Selected text:
____

# GPT Evaluation

This notebook attempts to evaluate the performance of a prompt using GPT

In [None]:
import os

import numpy as np
import openai
import tiktoken
from dotenv import load_dotenv

from discharge_docs.processing.processing import (
    get_patient_file,
    get_splitted_discharge_docs_NICU,
    load_and_process_data_metavision,
)
from discharge_docs.prompt import load_prompts

# Enables automatic reloading of (locally installed) packages
%load_ext autoreload
%autoreload 2

In [None]:
# initialise openAI API
load_dotenv()


openai.api_key = os.getenv("AZURE_OPENAI_KEY")
openai.api_base = os.getenv("AZURE_OPENAI_ENDPOINT")
openai.api_type = "azure"
openai.api_version = "2024-02-01"  # this may change in the future

deployment_name = "aiva-gpt"

os.environ["TIKTOKEN_CACHE_DIR"] = ""

In [None]:
openai.api_base

In [None]:
# get prompts
user_prompt, system_prompt = load_pompts()

# print(user_prompt   )

# print(system_prompt )

In [None]:
# # get data

# data = load_and_process_data_metavision()
# enc_ids_outside_limit = []
# size_outside_limit = []
# enc_ids_within_limit = []
# size_within_limit = []
# for enc_id in data.enc_id.unique():
#     # enc_id = 6
#     patient_data_string, patient_data_df = get_patient_file(enc_id, data)
#     # print(patient_data)
#     # check the length of the patient data
#     encoding = tiktoken.get_encoding("cl100k_base")
#     # print(f"The number of tokens in the data: {len(encoding.encode(patient_data_string))}")
#     # print(f"The length of stay is: {np.mean(patient_data_df['length_of_stay'])}")
#     if len(encoding.encode(patient_data_string))<16000:
#         enc_ids_within_limit.append(enc_id)
#         size_within_limit.append(len(encoding.encode(patient_data_string)))
#     else:
#         enc_ids_outside_limit.append(enc_id)
#         size_outside_limit.append(len(encoding.encode(patient_data_string)))
# print(f"The number of patients within the limit is: {len(enc_ids_within_limit)}") # 176
# print(enc_ids_within_limit)

____

Data to examine:
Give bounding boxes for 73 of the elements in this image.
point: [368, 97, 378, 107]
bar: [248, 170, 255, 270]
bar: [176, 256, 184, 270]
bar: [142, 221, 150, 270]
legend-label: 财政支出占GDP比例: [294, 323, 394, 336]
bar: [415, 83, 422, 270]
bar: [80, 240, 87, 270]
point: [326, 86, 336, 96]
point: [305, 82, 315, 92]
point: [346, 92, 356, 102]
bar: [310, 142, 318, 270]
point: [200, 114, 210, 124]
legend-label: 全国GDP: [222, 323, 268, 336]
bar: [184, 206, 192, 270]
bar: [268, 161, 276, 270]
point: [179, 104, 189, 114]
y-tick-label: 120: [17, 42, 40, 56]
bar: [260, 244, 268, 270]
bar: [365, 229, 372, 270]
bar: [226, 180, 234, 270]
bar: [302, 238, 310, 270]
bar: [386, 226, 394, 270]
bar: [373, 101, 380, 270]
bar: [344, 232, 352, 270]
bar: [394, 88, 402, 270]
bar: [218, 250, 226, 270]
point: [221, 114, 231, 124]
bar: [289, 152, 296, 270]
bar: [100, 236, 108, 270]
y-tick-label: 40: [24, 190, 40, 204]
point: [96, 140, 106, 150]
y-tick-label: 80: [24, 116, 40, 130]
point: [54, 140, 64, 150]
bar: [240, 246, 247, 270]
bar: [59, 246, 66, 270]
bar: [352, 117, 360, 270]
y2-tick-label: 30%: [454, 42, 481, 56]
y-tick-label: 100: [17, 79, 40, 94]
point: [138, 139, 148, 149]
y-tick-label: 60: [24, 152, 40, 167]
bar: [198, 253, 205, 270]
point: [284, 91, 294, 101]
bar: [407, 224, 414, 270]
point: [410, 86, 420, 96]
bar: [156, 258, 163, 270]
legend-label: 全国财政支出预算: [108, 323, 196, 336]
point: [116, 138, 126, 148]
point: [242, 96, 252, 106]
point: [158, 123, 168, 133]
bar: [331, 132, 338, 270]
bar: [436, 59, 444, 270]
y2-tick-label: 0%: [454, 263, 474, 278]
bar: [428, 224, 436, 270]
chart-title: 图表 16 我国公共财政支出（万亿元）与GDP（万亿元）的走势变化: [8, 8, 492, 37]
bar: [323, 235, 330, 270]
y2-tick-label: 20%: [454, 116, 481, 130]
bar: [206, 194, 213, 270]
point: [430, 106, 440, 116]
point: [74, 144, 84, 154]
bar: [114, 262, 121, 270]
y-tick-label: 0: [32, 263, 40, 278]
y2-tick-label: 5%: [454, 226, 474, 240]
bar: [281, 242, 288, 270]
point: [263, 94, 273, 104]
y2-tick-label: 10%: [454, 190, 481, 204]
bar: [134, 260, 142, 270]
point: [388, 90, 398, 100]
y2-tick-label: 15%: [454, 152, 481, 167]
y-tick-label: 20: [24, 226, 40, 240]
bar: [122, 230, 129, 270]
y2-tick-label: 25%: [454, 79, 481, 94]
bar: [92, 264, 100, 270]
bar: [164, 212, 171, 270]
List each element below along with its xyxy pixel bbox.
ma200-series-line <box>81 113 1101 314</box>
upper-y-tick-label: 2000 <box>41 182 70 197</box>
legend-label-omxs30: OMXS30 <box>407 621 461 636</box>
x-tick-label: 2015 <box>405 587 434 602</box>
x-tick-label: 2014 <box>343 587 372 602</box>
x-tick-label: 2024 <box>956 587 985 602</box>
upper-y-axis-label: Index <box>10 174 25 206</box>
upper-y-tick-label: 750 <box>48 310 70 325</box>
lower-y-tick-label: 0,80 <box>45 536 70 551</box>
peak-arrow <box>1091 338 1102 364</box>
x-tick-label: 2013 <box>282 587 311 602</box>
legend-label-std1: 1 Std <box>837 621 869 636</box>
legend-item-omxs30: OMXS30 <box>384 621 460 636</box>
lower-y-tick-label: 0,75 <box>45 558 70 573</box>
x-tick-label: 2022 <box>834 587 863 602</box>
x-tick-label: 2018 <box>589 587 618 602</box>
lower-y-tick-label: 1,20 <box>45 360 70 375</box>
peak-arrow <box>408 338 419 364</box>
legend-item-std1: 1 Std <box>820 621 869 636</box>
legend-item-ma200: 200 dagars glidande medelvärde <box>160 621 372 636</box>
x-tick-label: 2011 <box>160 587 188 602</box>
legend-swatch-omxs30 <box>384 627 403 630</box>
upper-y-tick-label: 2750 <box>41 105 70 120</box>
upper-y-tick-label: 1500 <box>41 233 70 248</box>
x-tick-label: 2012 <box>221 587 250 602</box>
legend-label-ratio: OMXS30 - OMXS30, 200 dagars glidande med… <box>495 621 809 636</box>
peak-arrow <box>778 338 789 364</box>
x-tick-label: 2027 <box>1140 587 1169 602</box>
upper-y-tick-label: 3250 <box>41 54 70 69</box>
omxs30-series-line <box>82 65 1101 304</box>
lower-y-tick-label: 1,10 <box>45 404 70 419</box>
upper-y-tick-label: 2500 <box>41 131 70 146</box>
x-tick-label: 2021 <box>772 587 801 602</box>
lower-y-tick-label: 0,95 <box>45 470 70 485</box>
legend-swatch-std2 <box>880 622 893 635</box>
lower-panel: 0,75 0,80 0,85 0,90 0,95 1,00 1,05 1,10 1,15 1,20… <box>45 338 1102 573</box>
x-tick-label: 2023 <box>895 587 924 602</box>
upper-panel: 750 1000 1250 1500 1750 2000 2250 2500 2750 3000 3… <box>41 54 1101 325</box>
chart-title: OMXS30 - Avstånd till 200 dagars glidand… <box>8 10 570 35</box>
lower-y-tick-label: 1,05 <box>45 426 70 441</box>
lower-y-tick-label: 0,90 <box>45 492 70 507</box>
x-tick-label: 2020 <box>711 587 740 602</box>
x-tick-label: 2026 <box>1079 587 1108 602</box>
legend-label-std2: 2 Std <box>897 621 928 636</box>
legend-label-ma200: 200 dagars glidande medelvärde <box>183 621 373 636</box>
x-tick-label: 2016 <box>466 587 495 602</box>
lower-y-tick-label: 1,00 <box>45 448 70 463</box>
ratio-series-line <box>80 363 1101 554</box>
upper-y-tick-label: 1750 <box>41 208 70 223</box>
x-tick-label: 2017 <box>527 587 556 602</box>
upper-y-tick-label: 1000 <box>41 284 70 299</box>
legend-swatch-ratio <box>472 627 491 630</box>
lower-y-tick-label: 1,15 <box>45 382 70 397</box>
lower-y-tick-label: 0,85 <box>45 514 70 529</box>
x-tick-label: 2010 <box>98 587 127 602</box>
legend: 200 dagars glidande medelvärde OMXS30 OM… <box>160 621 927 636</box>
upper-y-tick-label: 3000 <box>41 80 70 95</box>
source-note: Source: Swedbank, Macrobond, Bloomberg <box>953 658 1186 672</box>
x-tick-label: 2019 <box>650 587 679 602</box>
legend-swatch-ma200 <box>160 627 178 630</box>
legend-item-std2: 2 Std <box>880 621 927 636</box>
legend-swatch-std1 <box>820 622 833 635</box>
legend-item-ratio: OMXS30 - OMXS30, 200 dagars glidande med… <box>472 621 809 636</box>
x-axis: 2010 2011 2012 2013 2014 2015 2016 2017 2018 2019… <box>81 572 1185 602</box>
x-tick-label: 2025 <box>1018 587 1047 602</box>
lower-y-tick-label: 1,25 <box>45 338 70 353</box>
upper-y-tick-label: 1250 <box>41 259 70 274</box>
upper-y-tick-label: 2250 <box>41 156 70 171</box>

____

Task description: Rewrite the GPT evaluation notebook starting at "# print(system_prompt )" and ending at "patient_data_df = get_patient_file(enc_id, data)", changing "patient_data_string" to "patient_text".

Exercise output:
# print(system_prompt )

In [None]:
# # get data

# data = load_and_process_data_metavision()
# enc_ids_outside_limit = []
# size_outside_limit = []
# enc_ids_within_limit = []
# size_within_limit = []
# for enc_id in data.enc_id.unique():
#     # enc_id = 6
#     patient_text, patient_data_df = get_patient_file(enc_id, data)